Reproduce the material exactly, omitting nothing.

---------- STORED ROWS ----------

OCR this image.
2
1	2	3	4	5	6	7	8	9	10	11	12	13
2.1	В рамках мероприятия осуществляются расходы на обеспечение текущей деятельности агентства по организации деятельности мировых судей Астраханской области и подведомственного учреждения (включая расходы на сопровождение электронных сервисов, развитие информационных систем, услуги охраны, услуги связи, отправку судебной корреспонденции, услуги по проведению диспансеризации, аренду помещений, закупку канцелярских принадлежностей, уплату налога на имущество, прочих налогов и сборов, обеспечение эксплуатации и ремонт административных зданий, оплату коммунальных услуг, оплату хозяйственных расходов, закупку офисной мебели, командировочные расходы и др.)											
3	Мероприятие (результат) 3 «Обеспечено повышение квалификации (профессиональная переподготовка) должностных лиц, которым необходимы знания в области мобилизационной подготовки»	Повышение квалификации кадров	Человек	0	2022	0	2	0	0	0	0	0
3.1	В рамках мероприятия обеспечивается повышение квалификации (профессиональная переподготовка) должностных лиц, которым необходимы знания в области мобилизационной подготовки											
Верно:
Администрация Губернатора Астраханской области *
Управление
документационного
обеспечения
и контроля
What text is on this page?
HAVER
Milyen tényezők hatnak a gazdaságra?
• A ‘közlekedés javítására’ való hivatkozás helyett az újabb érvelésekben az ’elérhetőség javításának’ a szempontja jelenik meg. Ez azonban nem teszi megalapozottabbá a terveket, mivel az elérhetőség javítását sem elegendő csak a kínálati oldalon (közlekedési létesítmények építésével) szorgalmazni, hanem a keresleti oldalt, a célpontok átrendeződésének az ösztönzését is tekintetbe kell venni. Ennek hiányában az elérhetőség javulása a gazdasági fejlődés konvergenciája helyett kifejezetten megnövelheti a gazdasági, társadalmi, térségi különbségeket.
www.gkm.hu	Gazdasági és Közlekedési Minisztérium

----------

§ EXERCISE OUTPUT:
OCR this image.
2
1	2	3	4	5	6	7	8	9	10	11	12	13
2.1	В рамках мероприятия осуществляются расходы на обеспечение текущей деятельности агентства по организации деятельности мировых судей Астраханской области и подведомственного учреждения (включая расходы на сопровождение электронных сервисов, развитие информационных систем, услуги охраны, услуги связи, отправку судебной корреспонденции, услуги по проведению диспансеризации, аренду помещений, закупку канцелярских принадлежностей, уплату налога на имущество, прочих налогов и сборов, обеспечение эксплуатации и ремонт административных зданий, оплату коммунальных услуг, оплату хозяйственных расходов, закупку офисной мебели, командировочные расходы и др.)											
3	Мероприятие (результат) 3 «Обеспечено повышение квалификации (профессиональная переподготовка) должностных лиц, которым необходимы знания в области мобилизационной подготовки»	Повышение квалификации кадров	Человек	0	2022	0	2	0	0	0	0	0
3.1	В рамках мероприятия обеспечивается повышение квалификации (профессиональная переподготовка) должностных лиц, которым необходимы знания в области мобилизационной подготовки											
Верно:
Администрация Губернатора Астраханской области *
Управление
документационного
обеспечения
и контроля
What text is on this page?
HAVER
Milyen tényezők hatnak a gazdaságra?
• A ‘közlekedés javítására’ való hivatkozás helyett az újabb érvelésekben az ’elérhetőség javításának’ a szempontja jelenik meg. Ez azonban nem teszi megalapozottabbá a terveket, mivel az elérhetőség javítását sem elegendő csak a kínálati oldalon (közlekedési létesítmények építésével) szorgalmazni, hanem a keresleti oldalt, a célpontok átrendeződésének az ösztönzését is tekintetbe kell venni. Ennek hiányában az elérhetőség javulása a gazdasági fejlődés konvergenciája helyett kifejezetten megnövelheti a gazdasági, társadalmi, térségi különbségeket.
www.gkm.hu	Gazdasági és Közlekedési Minisztérium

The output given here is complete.